(Rows from a figure dataset)
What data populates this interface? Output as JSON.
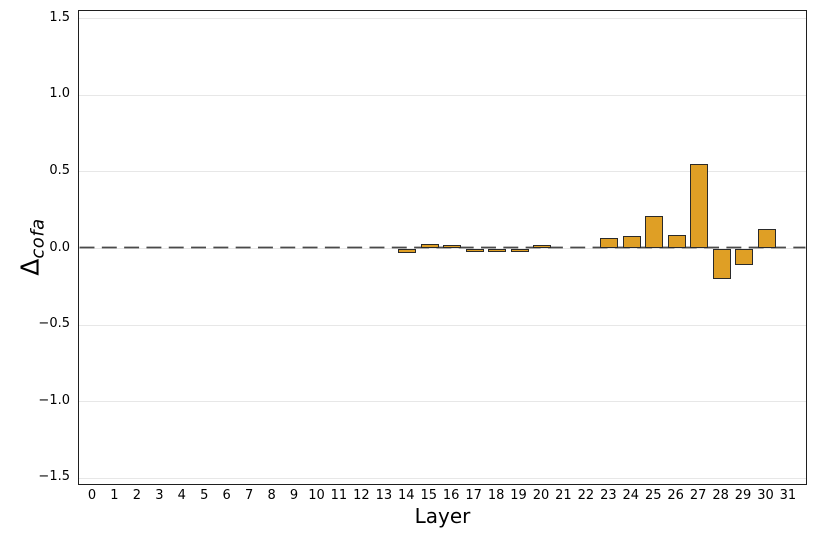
{
  "chart_data": {
    "type": "bar",
    "title": "",
    "xlabel": "Layer",
    "ylabel": {
      "symbol": "Δ",
      "subscript": "cofa",
      "display": "Δ_cofa"
    },
    "categories": [
      0,
      1,
      2,
      3,
      4,
      5,
      6,
      7,
      8,
      9,
      10,
      11,
      12,
      13,
      14,
      15,
      16,
      17,
      18,
      19,
      20,
      21,
      22,
      23,
      24,
      25,
      26,
      27,
      28,
      29,
      30,
      31
    ],
    "values": [
      0,
      0,
      0,
      0,
      0,
      0,
      0,
      0,
      0,
      0,
      0,
      0,
      0,
      0,
      -0.03,
      0.03,
      0.02,
      -0.02,
      -0.02,
      -0.02,
      0.02,
      0,
      0,
      0.07,
      0.08,
      0.21,
      0.09,
      0.55,
      -0.2,
      -0.11,
      0.13,
      0
    ],
    "ylim": [
      -1.55,
      1.55
    ],
    "yticks": [
      1.5,
      1.0,
      0.5,
      0.0,
      -0.5,
      -1.0,
      -1.5
    ],
    "ytick_labels": [
      "1.5",
      "1.0",
      "0.5",
      "0.0",
      "−0.5",
      "−1.0",
      "−1.5"
    ],
    "grid": {
      "axis": "y",
      "on": true,
      "color": "#e7e7e7"
    },
    "zero_line": {
      "value": 0,
      "style": "dashed",
      "color": "#4a4a4a"
    },
    "legend": null,
    "colors": {
      "bar_fill": "#df9f25",
      "bar_edge": "#2a2a2a",
      "spine": "#1f1f1f",
      "background": "#ffffff",
      "text": "#000000"
    }
  }
}
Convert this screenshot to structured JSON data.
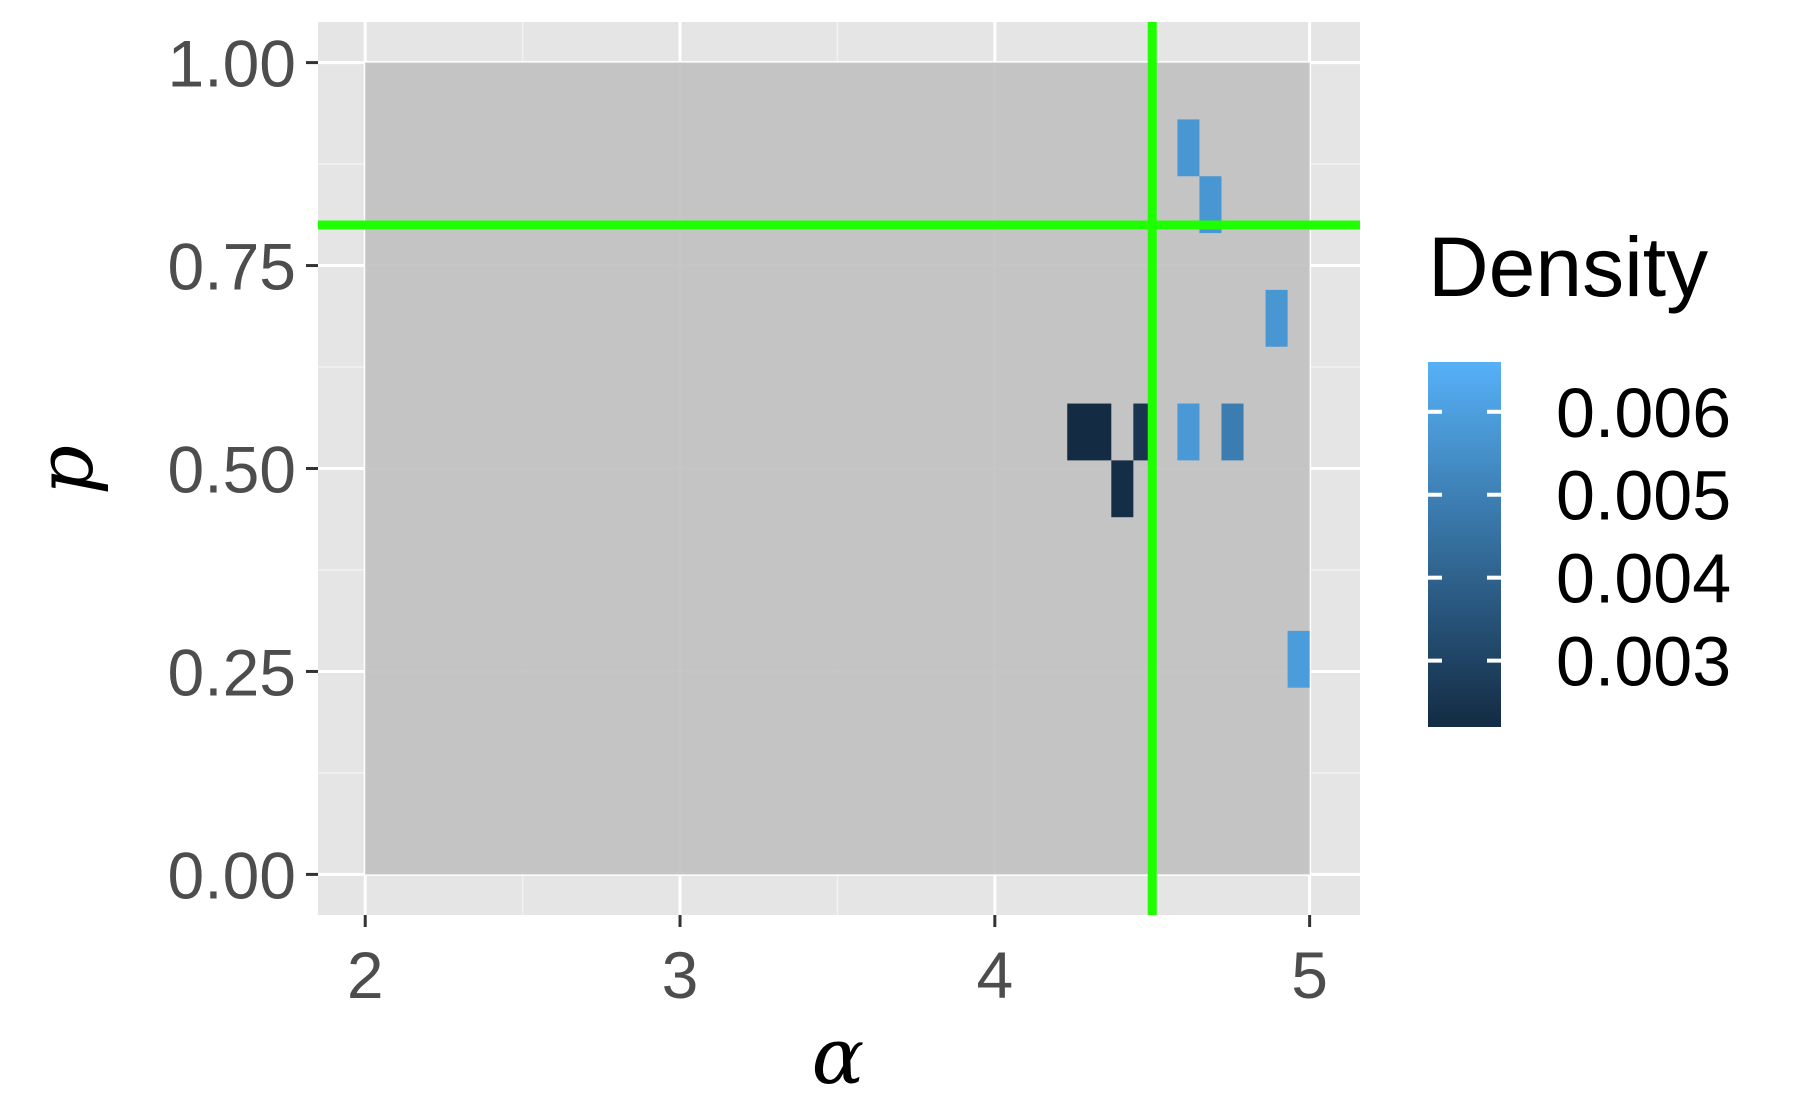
{
  "chart_data": {
    "type": "heatmap",
    "xlabel": "α",
    "ylabel": "p",
    "xlim": [
      1.85,
      5.16
    ],
    "ylim": [
      -0.05,
      1.05
    ],
    "x_ticks": [
      2,
      3,
      4,
      5
    ],
    "x_tick_labels": [
      "2",
      "3",
      "4",
      "5"
    ],
    "y_ticks": [
      0.0,
      0.25,
      0.5,
      0.75,
      1.0
    ],
    "y_tick_labels": [
      "0.00",
      "0.25",
      "0.50",
      "0.75",
      "1.00"
    ],
    "grid": true,
    "background_region": {
      "x": [
        2,
        5
      ],
      "y": [
        0,
        1
      ],
      "color": "#c0c0c0"
    },
    "reference_lines": {
      "vline_x": 4.5,
      "hline_y": 0.8,
      "color": "#1eff00"
    },
    "tiles": [
      {
        "x0": 4.23,
        "x1": 4.37,
        "y0": 0.51,
        "y1": 0.58,
        "density": 0.0022
      },
      {
        "x0": 4.37,
        "x1": 4.44,
        "y0": 0.44,
        "y1": 0.51,
        "density": 0.0023
      },
      {
        "x0": 4.44,
        "x1": 4.51,
        "y0": 0.51,
        "y1": 0.58,
        "density": 0.0025
      },
      {
        "x0": 4.58,
        "x1": 4.65,
        "y0": 0.51,
        "y1": 0.58,
        "density": 0.0058
      },
      {
        "x0": 4.72,
        "x1": 4.79,
        "y0": 0.51,
        "y1": 0.58,
        "density": 0.0049
      },
      {
        "x0": 4.58,
        "x1": 4.65,
        "y0": 0.86,
        "y1": 0.93,
        "density": 0.0057
      },
      {
        "x0": 4.65,
        "x1": 4.72,
        "y0": 0.79,
        "y1": 0.86,
        "density": 0.0057
      },
      {
        "x0": 4.86,
        "x1": 4.93,
        "y0": 0.65,
        "y1": 0.72,
        "density": 0.0057
      },
      {
        "x0": 4.93,
        "x1": 5.0,
        "y0": 0.23,
        "y1": 0.3,
        "density": 0.0059
      }
    ],
    "legend": {
      "title": "Density",
      "position": "right",
      "range": [
        0.0022,
        0.0066
      ],
      "low_color": "#132b43",
      "high_color": "#56b1f7",
      "breaks": [
        0.003,
        0.004,
        0.005,
        0.006
      ],
      "break_labels": [
        "0.003",
        "0.004",
        "0.005",
        "0.006"
      ]
    }
  }
}
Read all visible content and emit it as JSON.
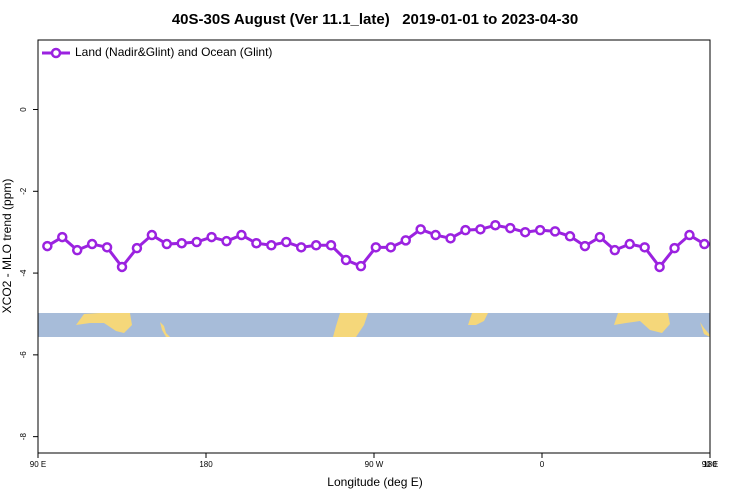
{
  "chart_data": {
    "type": "line",
    "title": "40S-30S August (Ver 11.1_late)   2019-01-01 to 2023-04-30",
    "x_label": "Longitude (deg E)",
    "y_label": "XCO2 - MLO trend (ppm)",
    "x": [
      95,
      103,
      111,
      119,
      127,
      135,
      143,
      151,
      159,
      167,
      175,
      183,
      191,
      199,
      207,
      215,
      223,
      231,
      239,
      247,
      255,
      263,
      271,
      279,
      287,
      295,
      303,
      311,
      319,
      327,
      335,
      343,
      351,
      359,
      367,
      375,
      383,
      391,
      399,
      407,
      415,
      423,
      431,
      439,
      447
    ],
    "series": [
      {
        "name": "Land (Nadir&Glint) and Ocean (Glint)",
        "color": "#9b22e0",
        "values": [
          -3.34,
          -3.12,
          -3.44,
          -3.29,
          -3.37,
          -3.85,
          -3.39,
          -3.07,
          -3.29,
          -3.27,
          -3.24,
          -3.12,
          -3.22,
          -3.07,
          -3.27,
          -3.32,
          -3.24,
          -3.37,
          -3.32,
          -3.32,
          -3.68,
          -3.83,
          -3.37,
          -3.37,
          -3.2,
          -2.93,
          -3.07,
          -3.15,
          -2.95,
          -2.93,
          -2.83,
          -2.9,
          -3.0,
          -2.95,
          -2.98,
          -3.1,
          -3.34,
          -3.12,
          -3.44,
          -3.29,
          -3.37,
          -3.85,
          -3.39,
          -3.07,
          -3.29
        ]
      }
    ],
    "xlim": [
      90,
      450
    ],
    "xticks": [
      {
        "value": 90,
        "label": "90 E"
      },
      180,
      {
        "value": 270,
        "label": "90 W"
      },
      {
        "value": 360,
        "label": "0"
      },
      {
        "value": 450,
        "label": "90 E"
      },
      {
        "value": 540,
        "label": "180"
      }
    ],
    "ylim": [
      -8.4,
      1.7
    ],
    "yticks": [
      0,
      -2,
      -4,
      -6,
      -8
    ],
    "legend": "top-left"
  }
}
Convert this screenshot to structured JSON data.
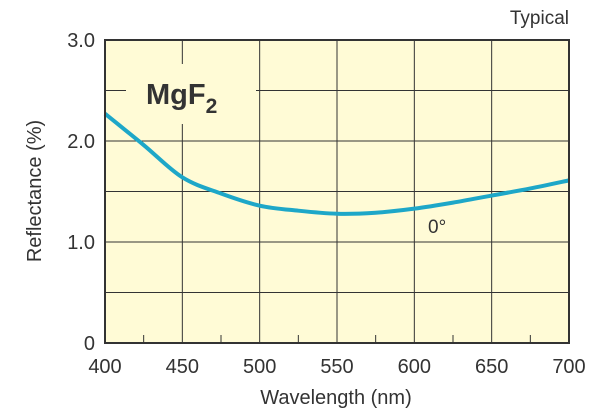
{
  "chart_data": {
    "type": "line",
    "title": "MgF2",
    "title_main": "MgF",
    "title_sub": "2",
    "note": "Typical",
    "xlabel": "Wavelength (nm)",
    "ylabel": "Reflectance (%)",
    "xlim": [
      400,
      700
    ],
    "ylim": [
      0,
      3.0
    ],
    "xticks": [
      400,
      450,
      500,
      550,
      600,
      650,
      700
    ],
    "xtick_labels": [
      "400",
      "450",
      "500",
      "550",
      "600",
      "650",
      "700"
    ],
    "yticks": [
      0,
      1.0,
      2.0,
      3.0
    ],
    "ytick_labels": [
      "0",
      "1.0",
      "2.0",
      "3.0"
    ],
    "grid": true,
    "colors": {
      "background": "#fffbd6",
      "line": "#1ea7c8",
      "grid": "#333333"
    },
    "series": [
      {
        "name": "0°",
        "x": [
          400,
          425,
          450,
          475,
          500,
          525,
          550,
          575,
          600,
          625,
          650,
          675,
          700
        ],
        "y": [
          2.27,
          1.96,
          1.64,
          1.48,
          1.36,
          1.31,
          1.28,
          1.29,
          1.33,
          1.39,
          1.46,
          1.53,
          1.61
        ]
      }
    ]
  }
}
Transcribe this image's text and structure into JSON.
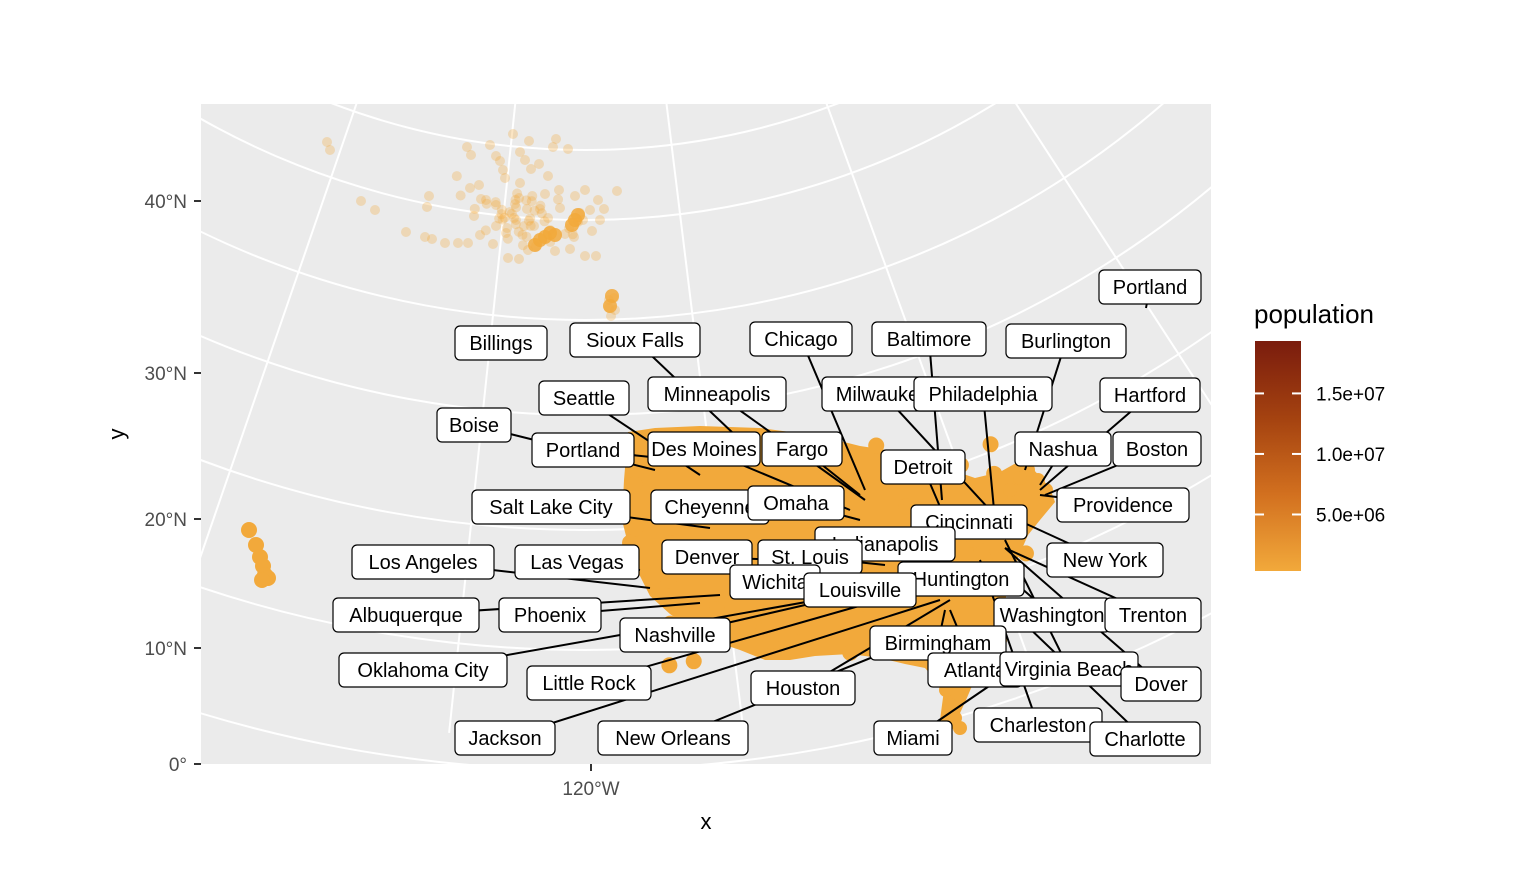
{
  "chart_data": {
    "type": "scatter",
    "xlabel": "x",
    "ylabel": "y",
    "x_ticks": [
      {
        "label": "120°W"
      }
    ],
    "y_ticks": [
      {
        "value": 0,
        "label": "0°"
      },
      {
        "value": 10,
        "label": "10°N"
      },
      {
        "value": 20,
        "label": "20°N"
      },
      {
        "value": 30,
        "label": "30°N"
      },
      {
        "value": 40,
        "label": "40°N"
      }
    ],
    "grid": true,
    "legend": {
      "title": "population",
      "position": "right",
      "type": "colorbar",
      "colors": [
        "#f2a93b",
        "#d2701f",
        "#a44210",
        "#7a1c0d"
      ],
      "ticks": [
        {
          "value": 5000000,
          "label": "5.0e+06"
        },
        {
          "value": 10000000,
          "label": "1.0e+07"
        },
        {
          "value": 15000000,
          "label": "1.5e+07"
        }
      ]
    },
    "point_color": "#f2a93b",
    "cities": [
      {
        "name": "Portland"
      },
      {
        "name": "Billings"
      },
      {
        "name": "Sioux Falls"
      },
      {
        "name": "Chicago"
      },
      {
        "name": "Baltimore"
      },
      {
        "name": "Burlington"
      },
      {
        "name": "Hartford"
      },
      {
        "name": "Seattle"
      },
      {
        "name": "Minneapolis"
      },
      {
        "name": "Milwaukee"
      },
      {
        "name": "Philadelphia"
      },
      {
        "name": "Boise"
      },
      {
        "name": "Portland"
      },
      {
        "name": "Des Moines"
      },
      {
        "name": "Fargo"
      },
      {
        "name": "Nashua"
      },
      {
        "name": "Boston"
      },
      {
        "name": "Detroit"
      },
      {
        "name": "Salt Lake City"
      },
      {
        "name": "Cheyenne"
      },
      {
        "name": "Omaha"
      },
      {
        "name": "Providence"
      },
      {
        "name": "Cincinnati"
      },
      {
        "name": "Indianapolis"
      },
      {
        "name": "Los Angeles"
      },
      {
        "name": "Las Vegas"
      },
      {
        "name": "Denver"
      },
      {
        "name": "St. Louis"
      },
      {
        "name": "New York"
      },
      {
        "name": "Wichita"
      },
      {
        "name": "Huntington"
      },
      {
        "name": "Louisville"
      },
      {
        "name": "Albuquerque"
      },
      {
        "name": "Phoenix"
      },
      {
        "name": "Washington"
      },
      {
        "name": "Trenton"
      },
      {
        "name": "Nashville"
      },
      {
        "name": "Birmingham"
      },
      {
        "name": "Oklahoma City"
      },
      {
        "name": "Atlanta"
      },
      {
        "name": "Virginia Beach"
      },
      {
        "name": "Little Rock"
      },
      {
        "name": "Houston"
      },
      {
        "name": "Dover"
      },
      {
        "name": "Charleston"
      },
      {
        "name": "Jackson"
      },
      {
        "name": "New Orleans"
      },
      {
        "name": "Miami"
      },
      {
        "name": "Charlotte"
      }
    ]
  }
}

Problem: Scan the entries above for the word "ylabel" and collect each line holding it.

Task response:
    "ylabel": {
    "ylabel": "p",
    "ylabel": "Reflectance (%)",
    "ylabel": "y",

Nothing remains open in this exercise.